**Problem requirements:**
Reproduce exactly the lines from the one that holds "Convert this screenshot" through the last line of the entries, both ends included, but not the pictures.
[Start of Information supplied]
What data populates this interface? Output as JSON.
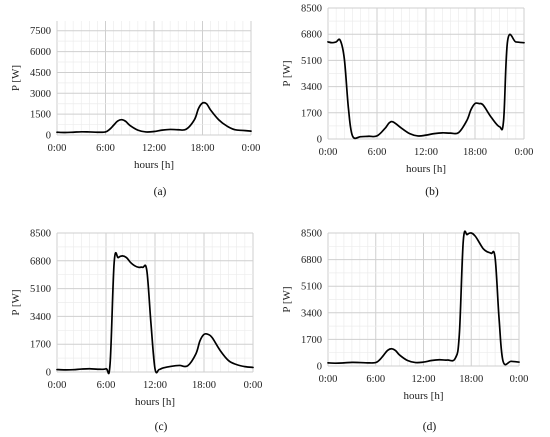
{
  "chart_data": [
    {
      "type": "line",
      "panel": "(a)",
      "xlabel": "hours [h]",
      "ylabel": "P [W]",
      "ylim": [
        0,
        8500
      ],
      "yticks": [
        0,
        1500,
        3000,
        4500,
        6000,
        7500
      ],
      "xlim": [
        0,
        24
      ],
      "xticks": [
        0,
        6,
        12,
        18,
        24
      ],
      "xtick_labels": [
        "0:00",
        "6:00",
        "12:00",
        "18:00",
        "0:00"
      ],
      "grid": true,
      "x": [
        0,
        1,
        2,
        3,
        4,
        5,
        6,
        6.5,
        7,
        7.5,
        8,
        8.5,
        9,
        10,
        11,
        12,
        13,
        14,
        15,
        16,
        17,
        17.5,
        18,
        18.5,
        19,
        20,
        21,
        22,
        23,
        24
      ],
      "series": [
        {
          "values": [
            200,
            180,
            200,
            230,
            220,
            200,
            220,
            400,
            700,
            1000,
            1100,
            980,
            700,
            350,
            220,
            250,
            350,
            400,
            380,
            420,
            1100,
            1900,
            2300,
            2250,
            1800,
            1100,
            650,
            380,
            330,
            280
          ]
        }
      ]
    },
    {
      "type": "line",
      "panel": "(b)",
      "xlabel": "hours [h]",
      "ylabel": "P [W]",
      "ylim": [
        0,
        8500
      ],
      "yticks": [
        0,
        1700,
        3400,
        5100,
        6800,
        8500
      ],
      "xlim": [
        0,
        24
      ],
      "xticks": [
        0,
        6,
        12,
        18,
        24
      ],
      "xtick_labels": [
        "0:00",
        "6:00",
        "12:00",
        "18:00",
        "0:00"
      ],
      "grid": true,
      "x": [
        0,
        0.5,
        1,
        1.5,
        2,
        2.5,
        3,
        4,
        5,
        6,
        7,
        7.5,
        8,
        9,
        10,
        11,
        12,
        13,
        14,
        15,
        16,
        17,
        17.5,
        18,
        18.5,
        19,
        20,
        21,
        21.5,
        22,
        23,
        24
      ],
      "series": [
        {
          "values": [
            6300,
            6250,
            6300,
            6400,
            5200,
            2000,
            200,
            150,
            180,
            200,
            700,
            1050,
            1100,
            700,
            350,
            200,
            250,
            350,
            400,
            380,
            420,
            1200,
            1900,
            2300,
            2300,
            2200,
            1400,
            800,
            1200,
            6400,
            6300,
            6250
          ]
        }
      ]
    },
    {
      "type": "line",
      "panel": "(c)",
      "xlabel": "hours [h]",
      "ylabel": "P [W]",
      "ylim": [
        0,
        8500
      ],
      "yticks": [
        0,
        1700,
        3400,
        5100,
        6800,
        8500
      ],
      "xlim": [
        0,
        24
      ],
      "xticks": [
        0,
        6,
        12,
        18,
        24
      ],
      "xtick_labels": [
        "0:00",
        "6:00",
        "12:00",
        "18:00",
        "0:00"
      ],
      "grid": true,
      "x": [
        0,
        1,
        2,
        3,
        4,
        5,
        6,
        6.5,
        7,
        7.5,
        8,
        8.5,
        9,
        9.5,
        10,
        10.5,
        11,
        11.5,
        12,
        12.5,
        13,
        14,
        15,
        16,
        17,
        17.5,
        18,
        18.5,
        19,
        20,
        21,
        22,
        23,
        24
      ],
      "series": [
        {
          "values": [
            150,
            130,
            140,
            180,
            200,
            170,
            200,
            500,
            6700,
            7000,
            7100,
            7000,
            6700,
            6500,
            6400,
            6400,
            6200,
            3000,
            200,
            150,
            250,
            350,
            400,
            380,
            1100,
            1900,
            2300,
            2300,
            2100,
            1300,
            700,
            450,
            330,
            280
          ]
        }
      ]
    },
    {
      "type": "line",
      "panel": "(d)",
      "xlabel": "hours [h]",
      "ylabel": "P [W]",
      "ylim": [
        0,
        8500
      ],
      "yticks": [
        0,
        1700,
        3400,
        5100,
        6800,
        8500
      ],
      "xlim": [
        0,
        24
      ],
      "xticks": [
        0,
        6,
        12,
        18,
        24
      ],
      "xtick_labels": [
        "0:00",
        "6:00",
        "12:00",
        "18:00",
        "0:00"
      ],
      "grid": true,
      "x": [
        0,
        1,
        2,
        3,
        4,
        5,
        6,
        6.5,
        7,
        7.5,
        8,
        8.5,
        9,
        10,
        11,
        12,
        13,
        14,
        15,
        16,
        16.5,
        17,
        17.5,
        18,
        18.5,
        19,
        19.5,
        20,
        20.5,
        21,
        21.5,
        22,
        23,
        24
      ],
      "series": [
        {
          "values": [
            200,
            180,
            200,
            230,
            220,
            200,
            220,
            400,
            700,
            1000,
            1100,
            980,
            700,
            350,
            220,
            250,
            350,
            400,
            380,
            500,
            2000,
            8000,
            8400,
            8500,
            8300,
            7900,
            7500,
            7300,
            7200,
            6900,
            3000,
            300,
            300,
            250
          ]
        }
      ]
    }
  ]
}
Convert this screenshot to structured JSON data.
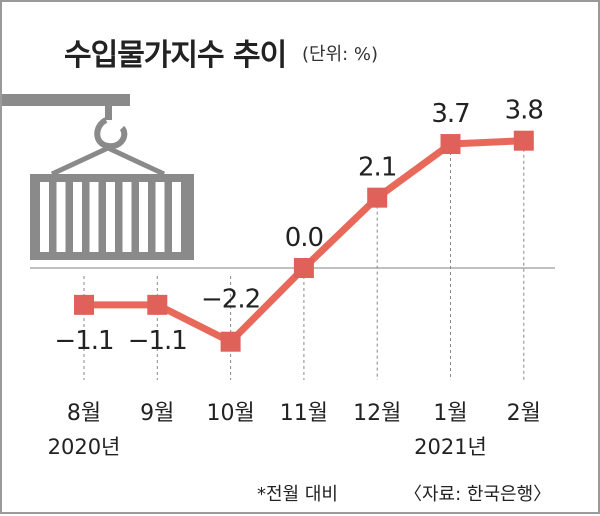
{
  "header": {
    "title": "수입물가지수 추이",
    "unit": "(단위: %)"
  },
  "footnote": "*전월 대비",
  "source": "〈자료: 한국은행〉",
  "colors": {
    "line": "#e8685a",
    "marker": "#e0605a",
    "baseline": "#9a9a9a",
    "guide": "#888888",
    "illustration": "#8a8a8a"
  },
  "icons": [
    "crane-container-illustration"
  ],
  "chart_data": {
    "type": "line",
    "title": "수입물가지수 추이",
    "unit": "%",
    "categories": [
      "8월",
      "9월",
      "10월",
      "11월",
      "12월",
      "1월",
      "2월"
    ],
    "year_labels": [
      {
        "category": "8월",
        "label": "2020년"
      },
      {
        "category": "1월",
        "label": "2021년"
      }
    ],
    "series": [
      {
        "values": [
          -1.1,
          -1.1,
          -2.2,
          0.0,
          2.1,
          3.7,
          3.8
        ]
      }
    ],
    "data_labels": [
      "−1.1",
      "−1.1",
      "−2.2",
      "0.0",
      "2.1",
      "3.7",
      "3.8"
    ],
    "baseline": 0,
    "grid": false,
    "legend": "none"
  }
}
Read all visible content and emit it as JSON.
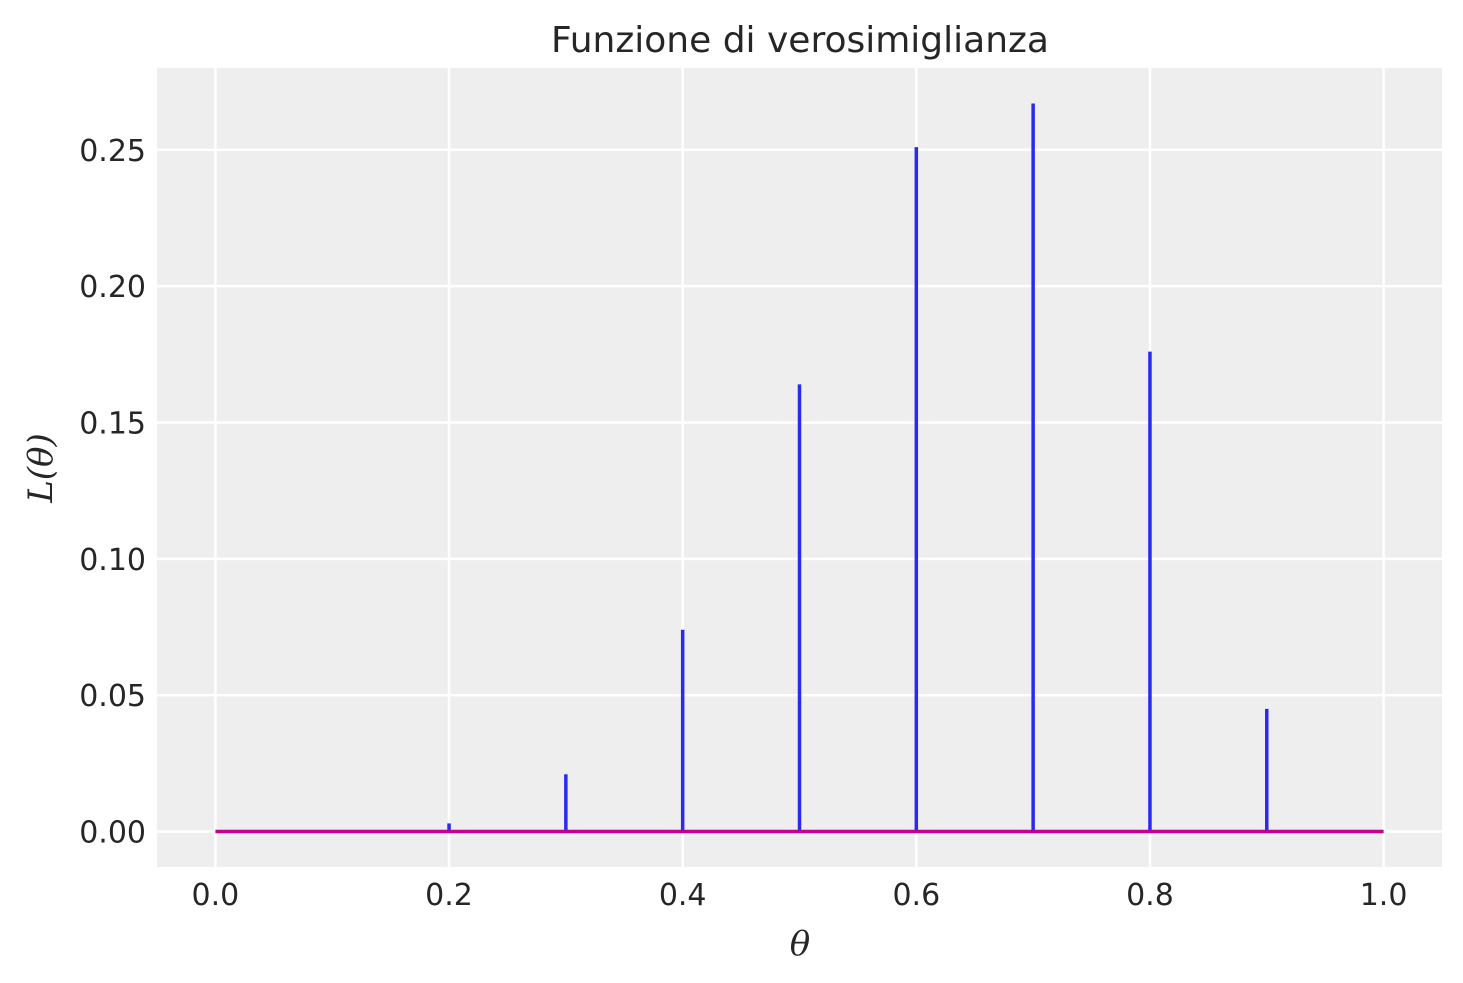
[End of Information supplied]
**Expected answer:**
Convert this screenshot to structured JSON data.
{
  "header": {
    "title": "수입물가지수 추이",
    "unit": "(단위: %)"
  },
  "footnote": "*전월 대비",
  "source": "〈자료: 한국은행〉",
  "colors": {
    "line": "#e8685a",
    "marker": "#e0605a",
    "baseline": "#9a9a9a",
    "guide": "#888888",
    "illustration": "#8a8a8a"
  },
  "icons": [
    "crane-container-illustration"
  ],
  "chart_data": {
    "type": "line",
    "title": "수입물가지수 추이",
    "unit": "%",
    "categories": [
      "8월",
      "9월",
      "10월",
      "11월",
      "12월",
      "1월",
      "2월"
    ],
    "year_labels": [
      {
        "category": "8월",
        "label": "2020년"
      },
      {
        "category": "1월",
        "label": "2021년"
      }
    ],
    "series": [
      {
        "values": [
          -1.1,
          -1.1,
          -2.2,
          0.0,
          2.1,
          3.7,
          3.8
        ]
      }
    ],
    "data_labels": [
      "−1.1",
      "−1.1",
      "−2.2",
      "0.0",
      "2.1",
      "3.7",
      "3.8"
    ],
    "baseline": 0,
    "grid": false,
    "legend": "none"
  }
}
Read all visible content and emit it as JSON.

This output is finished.